» **Work instructions**: Quote each line of the material verbatim, without the pictures.

» **Available data**:

*-*-*

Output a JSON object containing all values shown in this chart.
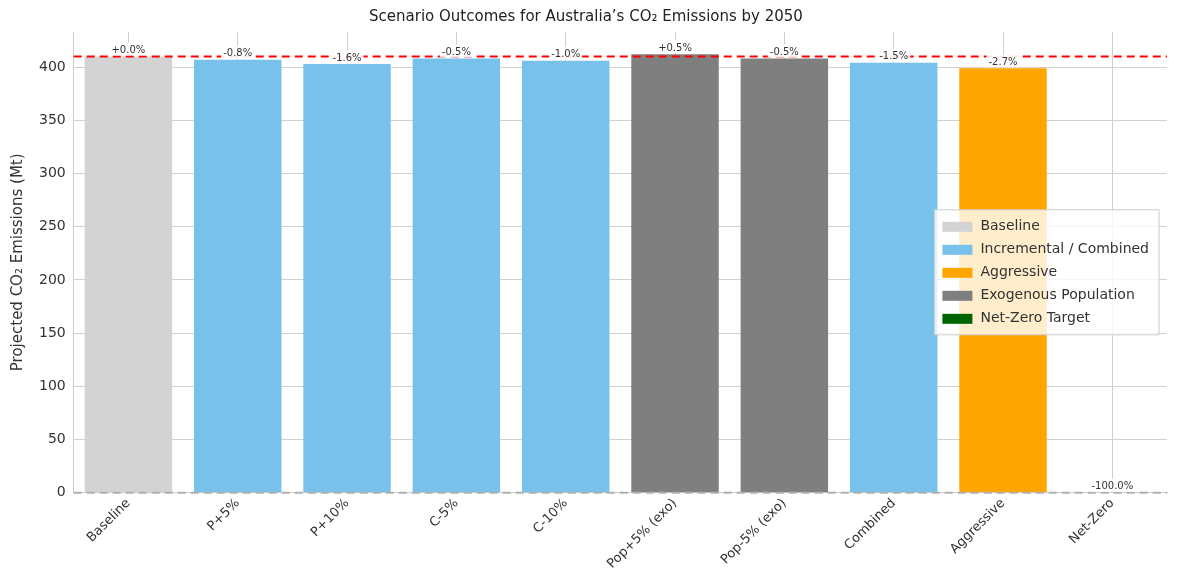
{
  "chart_data": {
    "type": "bar",
    "title": "Scenario Outcomes for Australia’s CO₂ Emissions by 2050",
    "ylabel": "Projected CO₂ Emissions (Mt)",
    "categories": [
      "Baseline",
      "P+5%",
      "P+10%",
      "C-5%",
      "C-10%",
      "Pop+5% (exo)",
      "Pop-5% (exo)",
      "Combined",
      "Aggressive",
      "Net-Zero"
    ],
    "series": [
      {
        "name": "Baseline",
        "color": "#d3d3d3",
        "values": [
          410,
          null,
          null,
          null,
          null,
          null,
          null,
          null,
          null,
          null
        ]
      },
      {
        "name": "Incremental / Combined",
        "color": "#77c1ea",
        "values": [
          null,
          407,
          403,
          408,
          406,
          null,
          null,
          404,
          null,
          null
        ]
      },
      {
        "name": "Aggressive",
        "color": "#ffa500",
        "values": [
          null,
          null,
          null,
          null,
          null,
          null,
          null,
          null,
          399,
          null
        ]
      },
      {
        "name": "Exogenous Population",
        "color": "#7f7f7f",
        "values": [
          null,
          null,
          null,
          null,
          null,
          412,
          408,
          null,
          null,
          null
        ]
      },
      {
        "name": "Net-Zero Target",
        "color": "#006400",
        "values": [
          null,
          null,
          null,
          null,
          null,
          null,
          null,
          null,
          null,
          0
        ]
      }
    ],
    "value_labels": [
      "+0.0%",
      "-0.8%",
      "-1.6%",
      "-0.5%",
      "-1.0%",
      "+0.5%",
      "-0.5%",
      "-1.5%",
      "-2.7%",
      "-100.0%"
    ],
    "ylim": [
      0,
      433
    ],
    "yticks": [
      0,
      50,
      100,
      150,
      200,
      250,
      300,
      350,
      400
    ],
    "ref_lines": [
      {
        "axis": "y",
        "value": 410,
        "color": "#ff0000",
        "line_style": "dashed"
      },
      {
        "axis": "y",
        "value": 0,
        "color": "#b0b0b0",
        "line_style": "dashed"
      }
    ],
    "grid": true,
    "legend": "right"
  }
}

*-*-*

» **Reply**:
Output a JSON object containing all values shown in this chart.
{
  "chart_data": {
    "type": "bar",
    "title": "Scenario Outcomes for Australia’s CO₂ Emissions by 2050",
    "ylabel": "Projected CO₂ Emissions (Mt)",
    "categories": [
      "Baseline",
      "P+5%",
      "P+10%",
      "C-5%",
      "C-10%",
      "Pop+5% (exo)",
      "Pop-5% (exo)",
      "Combined",
      "Aggressive",
      "Net-Zero"
    ],
    "series": [
      {
        "name": "Baseline",
        "color": "#d3d3d3",
        "values": [
          410,
          null,
          null,
          null,
          null,
          null,
          null,
          null,
          null,
          null
        ]
      },
      {
        "name": "Incremental / Combined",
        "color": "#77c1ea",
        "values": [
          null,
          407,
          403,
          408,
          406,
          null,
          null,
          404,
          null,
          null
        ]
      },
      {
        "name": "Aggressive",
        "color": "#ffa500",
        "values": [
          null,
          null,
          null,
          null,
          null,
          null,
          null,
          null,
          399,
          null
        ]
      },
      {
        "name": "Exogenous Population",
        "color": "#7f7f7f",
        "values": [
          null,
          null,
          null,
          null,
          null,
          412,
          408,
          null,
          null,
          null
        ]
      },
      {
        "name": "Net-Zero Target",
        "color": "#006400",
        "values": [
          null,
          null,
          null,
          null,
          null,
          null,
          null,
          null,
          null,
          0
        ]
      }
    ],
    "value_labels": [
      "+0.0%",
      "-0.8%",
      "-1.6%",
      "-0.5%",
      "-1.0%",
      "+0.5%",
      "-0.5%",
      "-1.5%",
      "-2.7%",
      "-100.0%"
    ],
    "ylim": [
      0,
      433
    ],
    "yticks": [
      0,
      50,
      100,
      150,
      200,
      250,
      300,
      350,
      400
    ],
    "ref_lines": [
      {
        "axis": "y",
        "value": 410,
        "color": "#ff0000",
        "line_style": "dashed"
      },
      {
        "axis": "y",
        "value": 0,
        "color": "#b0b0b0",
        "line_style": "dashed"
      }
    ],
    "grid": true,
    "legend": "right"
  }
}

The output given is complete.